§ **Collection entries**
━━━━━━━━━━━━━━━━━━━━━━━━━━━━━━

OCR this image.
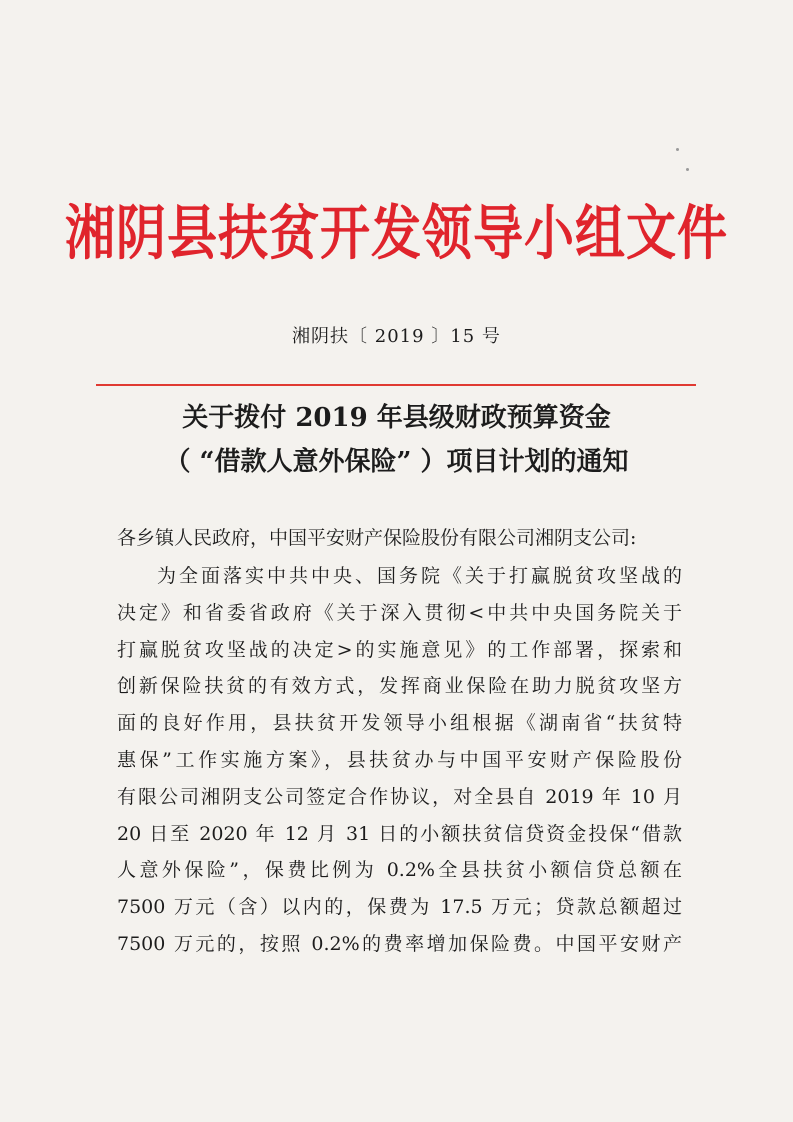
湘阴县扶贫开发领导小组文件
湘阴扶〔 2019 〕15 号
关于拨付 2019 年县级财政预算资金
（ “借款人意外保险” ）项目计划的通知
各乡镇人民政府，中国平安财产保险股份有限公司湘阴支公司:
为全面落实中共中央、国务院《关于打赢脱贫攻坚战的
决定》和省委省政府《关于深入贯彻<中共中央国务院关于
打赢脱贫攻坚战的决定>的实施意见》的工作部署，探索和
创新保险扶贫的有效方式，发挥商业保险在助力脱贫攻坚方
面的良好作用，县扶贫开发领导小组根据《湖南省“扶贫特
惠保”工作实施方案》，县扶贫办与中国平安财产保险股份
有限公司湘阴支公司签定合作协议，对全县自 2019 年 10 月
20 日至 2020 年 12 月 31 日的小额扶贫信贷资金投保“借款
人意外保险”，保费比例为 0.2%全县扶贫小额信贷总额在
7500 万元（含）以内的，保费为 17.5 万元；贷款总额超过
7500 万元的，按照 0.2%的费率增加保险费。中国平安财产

━━━━━━━━━━━━━━━━━━━━━━━━━━━━━━

§ **GIVEN INSTRUCTION**
Write out the whole listing exactly, and drop the pictures.

§ **WRITTEN ANSWER**
OCR this image.
湘阴县扶贫开发领导小组文件
湘阴扶〔 2019 〕15 号
关于拨付 2019 年县级财政预算资金
（ “借款人意外保险” ）项目计划的通知
各乡镇人民政府，中国平安财产保险股份有限公司湘阴支公司:
为全面落实中共中央、国务院《关于打赢脱贫攻坚战的
决定》和省委省政府《关于深入贯彻<中共中央国务院关于
打赢脱贫攻坚战的决定>的实施意见》的工作部署，探索和
创新保险扶贫的有效方式，发挥商业保险在助力脱贫攻坚方
面的良好作用，县扶贫开发领导小组根据《湖南省“扶贫特
惠保”工作实施方案》，县扶贫办与中国平安财产保险股份
有限公司湘阴支公司签定合作协议，对全县自 2019 年 10 月
20 日至 2020 年 12 月 31 日的小额扶贫信贷资金投保“借款
人意外保险”，保费比例为 0.2%全县扶贫小额信贷总额在
7500 万元（含）以内的，保费为 17.5 万元；贷款总额超过
7500 万元的，按照 0.2%的费率增加保险费。中国平安财产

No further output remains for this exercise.